WRITTEN REQUEST
The entire listing is to be repeated verbatim.

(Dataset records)

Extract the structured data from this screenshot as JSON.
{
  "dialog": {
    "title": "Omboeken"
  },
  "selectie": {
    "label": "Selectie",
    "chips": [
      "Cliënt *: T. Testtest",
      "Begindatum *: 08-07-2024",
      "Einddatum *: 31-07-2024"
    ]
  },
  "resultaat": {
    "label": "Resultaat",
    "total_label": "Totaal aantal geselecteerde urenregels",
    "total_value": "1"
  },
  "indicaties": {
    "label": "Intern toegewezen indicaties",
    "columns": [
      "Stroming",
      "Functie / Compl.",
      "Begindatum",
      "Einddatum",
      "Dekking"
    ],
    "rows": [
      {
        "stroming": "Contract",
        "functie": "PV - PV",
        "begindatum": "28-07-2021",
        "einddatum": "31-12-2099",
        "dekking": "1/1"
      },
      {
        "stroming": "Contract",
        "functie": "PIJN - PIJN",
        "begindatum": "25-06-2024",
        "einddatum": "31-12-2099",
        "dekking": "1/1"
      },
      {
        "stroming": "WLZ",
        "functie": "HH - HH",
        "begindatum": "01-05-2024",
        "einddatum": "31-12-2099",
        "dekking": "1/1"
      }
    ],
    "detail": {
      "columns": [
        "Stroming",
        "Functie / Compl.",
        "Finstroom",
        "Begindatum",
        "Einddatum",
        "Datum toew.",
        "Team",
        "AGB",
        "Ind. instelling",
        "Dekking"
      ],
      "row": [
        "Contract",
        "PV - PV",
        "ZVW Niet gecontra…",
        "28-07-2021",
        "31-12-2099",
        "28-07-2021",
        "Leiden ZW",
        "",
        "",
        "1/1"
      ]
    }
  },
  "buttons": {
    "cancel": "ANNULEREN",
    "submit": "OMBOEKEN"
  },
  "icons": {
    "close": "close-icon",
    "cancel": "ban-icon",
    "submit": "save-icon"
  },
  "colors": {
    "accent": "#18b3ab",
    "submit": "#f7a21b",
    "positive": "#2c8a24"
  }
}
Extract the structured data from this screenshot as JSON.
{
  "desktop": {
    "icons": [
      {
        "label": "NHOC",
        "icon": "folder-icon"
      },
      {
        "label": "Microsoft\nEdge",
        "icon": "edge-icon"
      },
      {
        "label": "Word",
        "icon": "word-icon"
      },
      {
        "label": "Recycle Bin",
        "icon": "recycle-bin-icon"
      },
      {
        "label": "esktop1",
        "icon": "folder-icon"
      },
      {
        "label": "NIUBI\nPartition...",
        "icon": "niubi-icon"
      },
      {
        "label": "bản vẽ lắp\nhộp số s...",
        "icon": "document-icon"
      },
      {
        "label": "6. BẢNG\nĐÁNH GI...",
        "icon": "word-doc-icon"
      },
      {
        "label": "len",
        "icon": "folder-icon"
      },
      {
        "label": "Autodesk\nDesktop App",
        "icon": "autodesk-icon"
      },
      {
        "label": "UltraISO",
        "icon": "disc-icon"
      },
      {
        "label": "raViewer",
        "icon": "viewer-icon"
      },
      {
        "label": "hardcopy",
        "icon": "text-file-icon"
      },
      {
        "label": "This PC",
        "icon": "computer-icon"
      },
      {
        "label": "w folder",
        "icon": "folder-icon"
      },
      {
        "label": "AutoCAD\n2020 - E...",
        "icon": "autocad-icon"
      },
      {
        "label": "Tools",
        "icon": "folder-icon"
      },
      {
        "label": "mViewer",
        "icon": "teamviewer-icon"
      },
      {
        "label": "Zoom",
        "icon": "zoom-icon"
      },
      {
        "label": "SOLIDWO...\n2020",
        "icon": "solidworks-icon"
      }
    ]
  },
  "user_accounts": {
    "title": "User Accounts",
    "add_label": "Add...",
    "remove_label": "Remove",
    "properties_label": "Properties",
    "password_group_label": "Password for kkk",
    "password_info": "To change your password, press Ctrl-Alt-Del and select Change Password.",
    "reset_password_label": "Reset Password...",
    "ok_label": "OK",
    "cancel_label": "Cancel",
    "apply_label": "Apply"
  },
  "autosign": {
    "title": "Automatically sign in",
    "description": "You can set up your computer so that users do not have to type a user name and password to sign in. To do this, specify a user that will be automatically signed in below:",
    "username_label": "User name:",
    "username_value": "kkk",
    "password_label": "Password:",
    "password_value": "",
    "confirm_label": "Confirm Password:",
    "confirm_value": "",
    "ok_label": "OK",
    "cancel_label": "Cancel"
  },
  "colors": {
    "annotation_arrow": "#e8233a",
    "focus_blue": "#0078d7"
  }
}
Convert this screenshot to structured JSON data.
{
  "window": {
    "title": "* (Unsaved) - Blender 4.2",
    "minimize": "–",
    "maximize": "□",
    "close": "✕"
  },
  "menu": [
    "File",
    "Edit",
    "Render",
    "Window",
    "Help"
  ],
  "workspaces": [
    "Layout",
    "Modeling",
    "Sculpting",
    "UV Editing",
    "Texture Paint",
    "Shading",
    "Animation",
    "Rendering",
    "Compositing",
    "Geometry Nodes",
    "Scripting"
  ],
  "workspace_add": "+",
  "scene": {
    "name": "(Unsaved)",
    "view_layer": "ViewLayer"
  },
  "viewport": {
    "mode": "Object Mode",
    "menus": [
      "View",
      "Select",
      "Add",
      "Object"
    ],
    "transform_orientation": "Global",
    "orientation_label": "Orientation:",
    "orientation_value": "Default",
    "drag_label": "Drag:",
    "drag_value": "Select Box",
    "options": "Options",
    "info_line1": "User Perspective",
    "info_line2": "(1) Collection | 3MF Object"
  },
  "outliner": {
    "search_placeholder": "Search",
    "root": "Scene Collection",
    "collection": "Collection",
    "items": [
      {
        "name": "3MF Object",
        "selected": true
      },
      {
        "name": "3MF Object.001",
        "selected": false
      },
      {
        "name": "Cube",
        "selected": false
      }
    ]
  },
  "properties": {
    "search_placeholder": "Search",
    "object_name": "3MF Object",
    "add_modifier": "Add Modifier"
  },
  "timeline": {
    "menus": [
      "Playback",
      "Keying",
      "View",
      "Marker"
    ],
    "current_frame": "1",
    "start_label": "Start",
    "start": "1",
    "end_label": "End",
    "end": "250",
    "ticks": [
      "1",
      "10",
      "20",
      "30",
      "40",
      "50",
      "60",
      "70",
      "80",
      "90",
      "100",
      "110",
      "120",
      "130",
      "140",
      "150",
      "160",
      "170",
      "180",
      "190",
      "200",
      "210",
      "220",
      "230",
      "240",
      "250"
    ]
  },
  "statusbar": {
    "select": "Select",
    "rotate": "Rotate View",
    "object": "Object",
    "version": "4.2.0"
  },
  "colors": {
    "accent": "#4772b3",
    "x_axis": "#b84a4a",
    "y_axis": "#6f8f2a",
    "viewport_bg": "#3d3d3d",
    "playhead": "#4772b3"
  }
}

WRITTEN ANSWER
Extract the structured data from this screenshot as JSON.
{
  "dialog": {
    "title": "Omboeken"
  },
  "selectie": {
    "label": "Selectie",
    "chips": [
      "Cliënt *: T. Testtest",
      "Begindatum *: 08-07-2024",
      "Einddatum *: 31-07-2024"
    ]
  },
  "resultaat": {
    "label": "Resultaat",
    "total_label": "Totaal aantal geselecteerde urenregels",
    "total_value": "1"
  },
  "indicaties": {
    "label": "Intern toegewezen indicaties",
    "columns": [
      "Stroming",
      "Functie / Compl.",
      "Begindatum",
      "Einddatum",
      "Dekking"
    ],
    "rows": [
      {
        "stroming": "Contract",
        "functie": "PV - PV",
        "begindatum": "28-07-2021",
        "einddatum": "31-12-2099",
        "dekking": "1/1"
      },
      {
        "stroming": "Contract",
        "functie": "PIJN - PIJN",
        "begindatum": "25-06-2024",
        "einddatum": "31-12-2099",
        "dekking": "1/1"
      },
      {
        "stroming": "WLZ",
        "functie": "HH - HH",
        "begindatum": "01-05-2024",
        "einddatum": "31-12-2099",
        "dekking": "1/1"
      }
    ],
    "detail": {
      "columns": [
        "Stroming",
        "Functie / Compl.",
        "Finstroom",
        "Begindatum",
        "Einddatum",
        "Datum toew.",
        "Team",
        "AGB",
        "Ind. instelling",
        "Dekking"
      ],
      "row": [
        "Contract",
        "PV - PV",
        "ZVW Niet gecontra…",
        "28-07-2021",
        "31-12-2099",
        "28-07-2021",
        "Leiden ZW",
        "",
        "",
        "1/1"
      ]
    }
  },
  "buttons": {
    "cancel": "ANNULEREN",
    "submit": "OMBOEKEN"
  },
  "icons": {
    "close": "close-icon",
    "cancel": "ban-icon",
    "submit": "save-icon"
  },
  "colors": {
    "accent": "#18b3ab",
    "submit": "#f7a21b",
    "positive": "#2c8a24"
  }
}
Extract the structured data from this screenshot as JSON.
{
  "desktop": {
    "icons": [
      {
        "label": "NHOC",
        "icon": "folder-icon"
      },
      {
        "label": "Microsoft\nEdge",
        "icon": "edge-icon"
      },
      {
        "label": "Word",
        "icon": "word-icon"
      },
      {
        "label": "Recycle Bin",
        "icon": "recycle-bin-icon"
      },
      {
        "label": "esktop1",
        "icon": "folder-icon"
      },
      {
        "label": "NIUBI\nPartition...",
        "icon": "niubi-icon"
      },
      {
        "label": "bản vẽ lắp\nhộp số s...",
        "icon": "document-icon"
      },
      {
        "label": "6. BẢNG\nĐÁNH GI...",
        "icon": "word-doc-icon"
      },
      {
        "label": "len",
        "icon": "folder-icon"
      },
      {
        "label": "Autodesk\nDesktop App",
        "icon": "autodesk-icon"
      },
      {
        "label": "UltraISO",
        "icon": "disc-icon"
      },
      {
        "label": "raViewer",
        "icon": "viewer-icon"
      },
      {
        "label": "hardcopy",
        "icon": "text-file-icon"
      },
      {
        "label": "This PC",
        "icon": "computer-icon"
      },
      {
        "label": "w folder",
        "icon": "folder-icon"
      },
      {
        "label": "AutoCAD\n2020 - E...",
        "icon": "autocad-icon"
      },
      {
        "label": "Tools",
        "icon": "folder-icon"
      },
      {
        "label": "mViewer",
        "icon": "teamviewer-icon"
      },
      {
        "label": "Zoom",
        "icon": "zoom-icon"
      },
      {
        "label": "SOLIDWO...\n2020",
        "icon": "solidworks-icon"
      }
    ]
  },
  "user_accounts": {
    "title": "User Accounts",
    "add_label": "Add...",
    "remove_label": "Remove",
    "properties_label": "Properties",
    "password_group_label": "Password for kkk",
    "password_info": "To change your password, press Ctrl-Alt-Del and select Change Password.",
    "reset_password_label": "Reset Password...",
    "ok_label": "OK",
    "cancel_label": "Cancel",
    "apply_label": "Apply"
  },
  "autosign": {
    "title": "Automatically sign in",
    "description": "You can set up your computer so that users do not have to type a user name and password to sign in. To do this, specify a user that will be automatically signed in below:",
    "username_label": "User name:",
    "username_value": "kkk",
    "password_label": "Password:",
    "password_value": "",
    "confirm_label": "Confirm Password:",
    "confirm_value": "",
    "ok_label": "OK",
    "cancel_label": "Cancel"
  },
  "colors": {
    "annotation_arrow": "#e8233a",
    "focus_blue": "#0078d7"
  }
}
Convert this screenshot to structured JSON data.
{
  "window": {
    "title": "* (Unsaved) - Blender 4.2",
    "minimize": "–",
    "maximize": "□",
    "close": "✕"
  },
  "menu": [
    "File",
    "Edit",
    "Render",
    "Window",
    "Help"
  ],
  "workspaces": [
    "Layout",
    "Modeling",
    "Sculpting",
    "UV Editing",
    "Texture Paint",
    "Shading",
    "Animation",
    "Rendering",
    "Compositing",
    "Geometry Nodes",
    "Scripting"
  ],
  "workspace_add": "+",
  "scene": {
    "name": "(Unsaved)",
    "view_layer": "ViewLayer"
  },
  "viewport": {
    "mode": "Object Mode",
    "menus": [
      "View",
      "Select",
      "Add",
      "Object"
    ],
    "transform_orientation": "Global",
    "orientation_label": "Orientation:",
    "orientation_value": "Default",
    "drag_label": "Drag:",
    "drag_value": "Select Box",
    "options": "Options",
    "info_line1": "User Perspective",
    "info_line2": "(1) Collection | 3MF Object"
  },
  "outliner": {
    "search_placeholder": "Search",
    "root": "Scene Collection",
    "collection": "Collection",
    "items": [
      {
        "name": "3MF Object",
        "selected": true
      },
      {
        "name": "3MF Object.001",
        "selected": false
      },
      {
        "name": "Cube",
        "selected": false
      }
    ]
  },
  "properties": {
    "search_placeholder": "Search",
    "object_name": "3MF Object",
    "add_modifier": "Add Modifier"
  },
  "timeline": {
    "menus": [
      "Playback",
      "Keying",
      "View",
      "Marker"
    ],
    "current_frame": "1",
    "start_label": "Start",
    "start": "1",
    "end_label": "End",
    "end": "250",
    "ticks": [
      "1",
      "10",
      "20",
      "30",
      "40",
      "50",
      "60",
      "70",
      "80",
      "90",
      "100",
      "110",
      "120",
      "130",
      "140",
      "150",
      "160",
      "170",
      "180",
      "190",
      "200",
      "210",
      "220",
      "230",
      "240",
      "250"
    ]
  },
  "statusbar": {
    "select": "Select",
    "rotate": "Rotate View",
    "object": "Object",
    "version": "4.2.0"
  },
  "colors": {
    "accent": "#4772b3",
    "x_axis": "#b84a4a",
    "y_axis": "#6f8f2a",
    "viewport_bg": "#3d3d3d",
    "playhead": "#4772b3"
  }
}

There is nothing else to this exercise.